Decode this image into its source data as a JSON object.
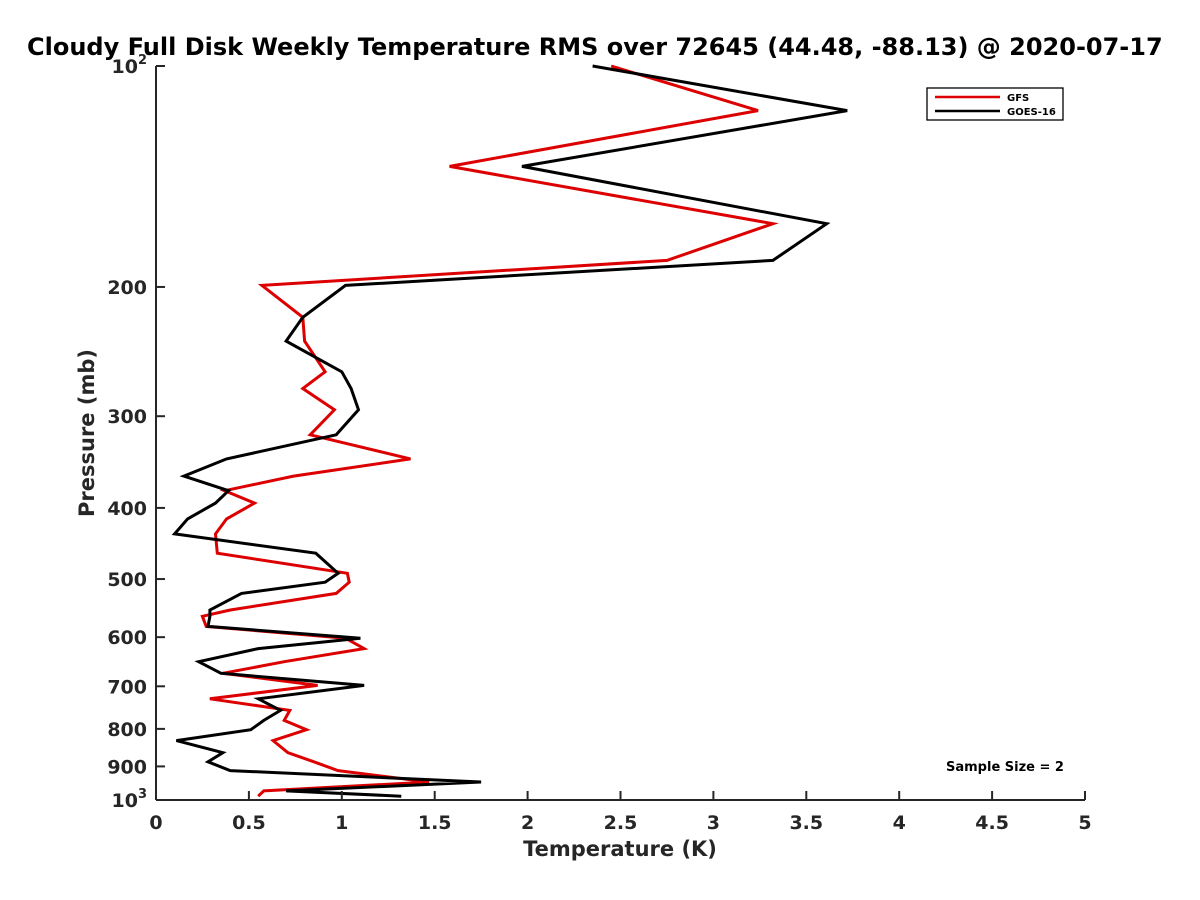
{
  "chart_data": {
    "type": "line",
    "title": "Cloudy Full Disk Weekly Temperature RMS over 72645 (44.48, -88.13) @ 2020-07-17",
    "xlabel": "Temperature (K)",
    "ylabel": "Pressure (mb)",
    "xlim": [
      0,
      5
    ],
    "ylim": [
      100,
      1000
    ],
    "y_scale": "log",
    "y_reversed": true,
    "grid": false,
    "legend_position": "top-right",
    "x_ticks": [
      "0",
      "0.5",
      "1",
      "1.5",
      "2",
      "2.5",
      "3",
      "3.5",
      "4",
      "4.5",
      "5"
    ],
    "y_ticks": [
      {
        "value": 100,
        "base": "10",
        "sup": "2"
      },
      {
        "value": 200,
        "label": "200"
      },
      {
        "value": 300,
        "label": "300"
      },
      {
        "value": 400,
        "label": "400"
      },
      {
        "value": 500,
        "label": "500"
      },
      {
        "value": 600,
        "label": "600"
      },
      {
        "value": 700,
        "label": "700"
      },
      {
        "value": 800,
        "label": "800"
      },
      {
        "value": 900,
        "label": "900"
      },
      {
        "value": 1000,
        "base": "10",
        "sup": "3"
      }
    ],
    "series": [
      {
        "name": "GFS",
        "color": "#dd0000",
        "points": [
          [
            2.45,
            100
          ],
          [
            3.24,
            115
          ],
          [
            1.58,
            137
          ],
          [
            3.32,
            164
          ],
          [
            2.75,
            184
          ],
          [
            0.57,
            199
          ],
          [
            0.79,
            220
          ],
          [
            0.8,
            237
          ],
          [
            0.91,
            261
          ],
          [
            0.79,
            275
          ],
          [
            0.96,
            294
          ],
          [
            0.83,
            318
          ],
          [
            1.37,
            343
          ],
          [
            0.74,
            362
          ],
          [
            0.37,
            379
          ],
          [
            0.53,
            394
          ],
          [
            0.38,
            414
          ],
          [
            0.32,
            434
          ],
          [
            0.33,
            461
          ],
          [
            1.03,
            491
          ],
          [
            1.04,
            505
          ],
          [
            0.97,
            523
          ],
          [
            0.4,
            551
          ],
          [
            0.25,
            562
          ],
          [
            0.27,
            580
          ],
          [
            1.02,
            602
          ],
          [
            1.12,
            622
          ],
          [
            0.69,
            648
          ],
          [
            0.36,
            672
          ],
          [
            0.87,
            698
          ],
          [
            0.29,
            728
          ],
          [
            0.72,
            755
          ],
          [
            0.69,
            779
          ],
          [
            0.81,
            802
          ],
          [
            0.63,
            830
          ],
          [
            0.71,
            862
          ],
          [
            0.85,
            887
          ],
          [
            0.98,
            912
          ],
          [
            1.47,
            945
          ],
          [
            0.58,
            972
          ],
          [
            0.55,
            988
          ]
        ]
      },
      {
        "name": "GOES-16",
        "color": "#000000",
        "points": [
          [
            2.35,
            100
          ],
          [
            3.72,
            115
          ],
          [
            1.97,
            137
          ],
          [
            3.61,
            164
          ],
          [
            3.32,
            184
          ],
          [
            1.02,
            199
          ],
          [
            0.79,
            220
          ],
          [
            0.7,
            237
          ],
          [
            1.0,
            261
          ],
          [
            1.05,
            275
          ],
          [
            1.09,
            294
          ],
          [
            0.97,
            318
          ],
          [
            0.38,
            343
          ],
          [
            0.15,
            362
          ],
          [
            0.39,
            379
          ],
          [
            0.32,
            394
          ],
          [
            0.17,
            414
          ],
          [
            0.1,
            434
          ],
          [
            0.86,
            461
          ],
          [
            0.98,
            491
          ],
          [
            0.91,
            505
          ],
          [
            0.46,
            523
          ],
          [
            0.29,
            551
          ],
          [
            0.29,
            562
          ],
          [
            0.28,
            580
          ],
          [
            1.1,
            602
          ],
          [
            0.55,
            622
          ],
          [
            0.23,
            648
          ],
          [
            0.35,
            672
          ],
          [
            1.12,
            698
          ],
          [
            0.55,
            728
          ],
          [
            0.67,
            755
          ],
          [
            0.58,
            779
          ],
          [
            0.51,
            802
          ],
          [
            0.11,
            830
          ],
          [
            0.36,
            862
          ],
          [
            0.28,
            887
          ],
          [
            0.4,
            912
          ],
          [
            1.75,
            945
          ],
          [
            0.7,
            972
          ],
          [
            1.32,
            988
          ]
        ]
      }
    ],
    "annotation": "Sample Size = 2"
  }
}
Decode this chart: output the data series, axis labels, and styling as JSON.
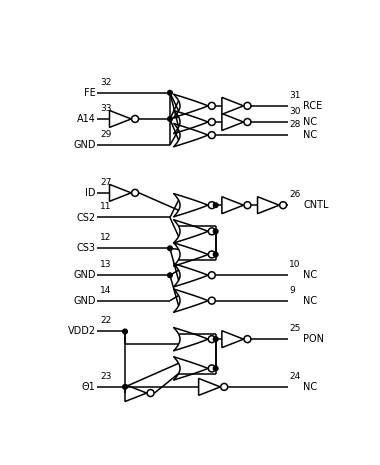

==========

Report the number of lines in the listing above that include the word "value", and nothing else.

- **Reply to the task**: 10